▶ **Records to process**:
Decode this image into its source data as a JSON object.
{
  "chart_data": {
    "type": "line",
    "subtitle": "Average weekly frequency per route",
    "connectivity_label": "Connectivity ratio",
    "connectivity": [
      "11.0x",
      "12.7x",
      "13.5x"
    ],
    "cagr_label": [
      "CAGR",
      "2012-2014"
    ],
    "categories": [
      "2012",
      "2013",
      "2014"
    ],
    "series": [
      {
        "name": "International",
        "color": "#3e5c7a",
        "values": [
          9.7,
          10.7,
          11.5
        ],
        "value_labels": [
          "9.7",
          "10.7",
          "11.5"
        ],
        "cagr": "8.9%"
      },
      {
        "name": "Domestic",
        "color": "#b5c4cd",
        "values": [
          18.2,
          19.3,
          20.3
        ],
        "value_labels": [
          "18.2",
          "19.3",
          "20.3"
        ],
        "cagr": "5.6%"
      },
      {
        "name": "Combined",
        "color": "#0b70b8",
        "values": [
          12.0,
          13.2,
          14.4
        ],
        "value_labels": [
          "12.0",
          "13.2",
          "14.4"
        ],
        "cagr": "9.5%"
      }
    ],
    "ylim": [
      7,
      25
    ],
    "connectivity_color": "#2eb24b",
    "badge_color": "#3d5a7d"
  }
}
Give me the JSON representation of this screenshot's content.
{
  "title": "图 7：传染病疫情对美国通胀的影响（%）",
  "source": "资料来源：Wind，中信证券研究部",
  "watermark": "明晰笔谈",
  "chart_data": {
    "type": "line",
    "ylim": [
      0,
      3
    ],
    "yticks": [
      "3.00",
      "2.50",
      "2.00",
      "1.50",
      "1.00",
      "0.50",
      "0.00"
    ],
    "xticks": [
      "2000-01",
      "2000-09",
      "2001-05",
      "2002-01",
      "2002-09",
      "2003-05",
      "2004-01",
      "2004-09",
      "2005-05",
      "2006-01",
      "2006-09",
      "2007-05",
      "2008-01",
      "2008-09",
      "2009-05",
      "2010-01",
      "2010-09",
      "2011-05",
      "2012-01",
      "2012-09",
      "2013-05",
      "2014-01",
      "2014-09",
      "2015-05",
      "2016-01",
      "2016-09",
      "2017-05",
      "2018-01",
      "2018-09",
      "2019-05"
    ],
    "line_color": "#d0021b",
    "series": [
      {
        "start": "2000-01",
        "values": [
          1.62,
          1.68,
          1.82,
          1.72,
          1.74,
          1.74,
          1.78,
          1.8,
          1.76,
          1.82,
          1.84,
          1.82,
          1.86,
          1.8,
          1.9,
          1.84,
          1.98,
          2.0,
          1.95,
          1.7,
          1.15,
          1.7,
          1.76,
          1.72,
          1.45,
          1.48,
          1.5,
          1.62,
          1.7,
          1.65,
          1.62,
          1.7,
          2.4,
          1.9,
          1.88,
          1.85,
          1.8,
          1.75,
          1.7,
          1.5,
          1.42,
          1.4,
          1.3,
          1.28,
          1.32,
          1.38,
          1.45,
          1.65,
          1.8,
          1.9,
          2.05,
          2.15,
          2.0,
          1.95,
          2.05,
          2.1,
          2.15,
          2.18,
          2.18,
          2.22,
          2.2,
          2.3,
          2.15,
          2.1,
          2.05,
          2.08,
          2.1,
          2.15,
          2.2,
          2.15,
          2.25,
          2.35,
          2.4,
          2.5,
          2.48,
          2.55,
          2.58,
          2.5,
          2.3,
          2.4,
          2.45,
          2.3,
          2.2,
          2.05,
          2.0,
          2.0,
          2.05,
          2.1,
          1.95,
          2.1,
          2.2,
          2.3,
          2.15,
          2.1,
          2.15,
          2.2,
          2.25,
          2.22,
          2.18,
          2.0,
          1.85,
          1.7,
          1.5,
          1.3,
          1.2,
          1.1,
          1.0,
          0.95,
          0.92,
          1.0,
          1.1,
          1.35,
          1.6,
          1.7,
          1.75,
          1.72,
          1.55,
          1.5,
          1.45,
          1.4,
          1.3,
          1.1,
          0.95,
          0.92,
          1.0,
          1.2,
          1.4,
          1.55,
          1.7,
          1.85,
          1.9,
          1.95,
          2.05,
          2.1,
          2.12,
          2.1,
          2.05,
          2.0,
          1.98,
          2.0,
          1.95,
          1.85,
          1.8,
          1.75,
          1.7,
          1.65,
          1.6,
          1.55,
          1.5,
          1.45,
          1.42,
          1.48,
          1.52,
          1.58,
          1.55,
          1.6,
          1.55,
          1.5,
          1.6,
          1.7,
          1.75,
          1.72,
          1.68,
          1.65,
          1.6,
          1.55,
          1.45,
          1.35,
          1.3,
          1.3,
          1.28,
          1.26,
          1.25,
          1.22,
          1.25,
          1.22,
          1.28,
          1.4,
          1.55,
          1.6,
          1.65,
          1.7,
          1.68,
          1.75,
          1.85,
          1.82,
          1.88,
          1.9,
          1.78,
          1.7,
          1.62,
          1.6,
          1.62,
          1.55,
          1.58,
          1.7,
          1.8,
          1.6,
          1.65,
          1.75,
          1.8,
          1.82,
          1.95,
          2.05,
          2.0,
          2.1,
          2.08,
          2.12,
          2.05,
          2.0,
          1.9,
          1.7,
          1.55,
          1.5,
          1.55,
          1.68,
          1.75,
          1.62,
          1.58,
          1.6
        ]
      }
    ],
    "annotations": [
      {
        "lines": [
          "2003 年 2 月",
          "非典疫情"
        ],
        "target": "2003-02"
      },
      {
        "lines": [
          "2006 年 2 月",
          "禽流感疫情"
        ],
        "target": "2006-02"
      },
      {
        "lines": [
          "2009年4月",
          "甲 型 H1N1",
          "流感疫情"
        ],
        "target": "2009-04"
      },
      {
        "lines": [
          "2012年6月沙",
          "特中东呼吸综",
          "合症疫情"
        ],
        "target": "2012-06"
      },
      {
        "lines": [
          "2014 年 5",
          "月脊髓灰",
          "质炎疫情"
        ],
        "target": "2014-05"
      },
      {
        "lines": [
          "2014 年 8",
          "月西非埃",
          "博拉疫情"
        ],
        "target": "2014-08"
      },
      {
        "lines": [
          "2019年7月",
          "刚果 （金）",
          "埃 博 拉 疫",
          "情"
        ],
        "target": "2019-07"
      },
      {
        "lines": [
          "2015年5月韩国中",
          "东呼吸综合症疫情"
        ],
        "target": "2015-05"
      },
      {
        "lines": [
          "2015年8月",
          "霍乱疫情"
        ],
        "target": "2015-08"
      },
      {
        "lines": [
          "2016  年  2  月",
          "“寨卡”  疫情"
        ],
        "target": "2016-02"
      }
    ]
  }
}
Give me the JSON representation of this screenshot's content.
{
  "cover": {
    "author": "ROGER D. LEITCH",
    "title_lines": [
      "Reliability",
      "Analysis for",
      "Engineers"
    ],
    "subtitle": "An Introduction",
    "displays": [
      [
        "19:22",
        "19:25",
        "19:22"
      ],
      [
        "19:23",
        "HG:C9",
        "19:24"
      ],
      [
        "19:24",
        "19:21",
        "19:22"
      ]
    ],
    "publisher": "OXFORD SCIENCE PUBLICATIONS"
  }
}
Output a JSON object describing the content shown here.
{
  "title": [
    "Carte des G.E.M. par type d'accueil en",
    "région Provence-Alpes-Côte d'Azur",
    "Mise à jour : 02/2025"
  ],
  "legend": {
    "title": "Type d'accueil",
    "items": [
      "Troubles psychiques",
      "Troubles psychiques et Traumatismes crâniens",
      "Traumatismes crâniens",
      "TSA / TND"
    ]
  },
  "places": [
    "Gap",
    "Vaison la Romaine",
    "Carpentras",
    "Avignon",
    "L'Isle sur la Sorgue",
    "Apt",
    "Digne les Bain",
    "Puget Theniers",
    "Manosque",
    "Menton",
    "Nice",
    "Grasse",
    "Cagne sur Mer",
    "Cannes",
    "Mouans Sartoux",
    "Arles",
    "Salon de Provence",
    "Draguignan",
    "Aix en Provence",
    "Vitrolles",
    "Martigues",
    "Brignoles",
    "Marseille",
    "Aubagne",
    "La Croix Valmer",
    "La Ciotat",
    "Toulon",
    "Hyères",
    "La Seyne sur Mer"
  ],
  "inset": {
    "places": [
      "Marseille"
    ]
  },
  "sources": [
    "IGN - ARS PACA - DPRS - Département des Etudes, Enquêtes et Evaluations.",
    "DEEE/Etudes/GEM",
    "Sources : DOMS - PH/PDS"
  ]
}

▶ **Instructions for the task**: Pick out the lines that have the word "object". Copy them all.

▶ **Exercise response**:
Decode this image into its source data as a JSON object.
Output a JSON object describing the content shown here.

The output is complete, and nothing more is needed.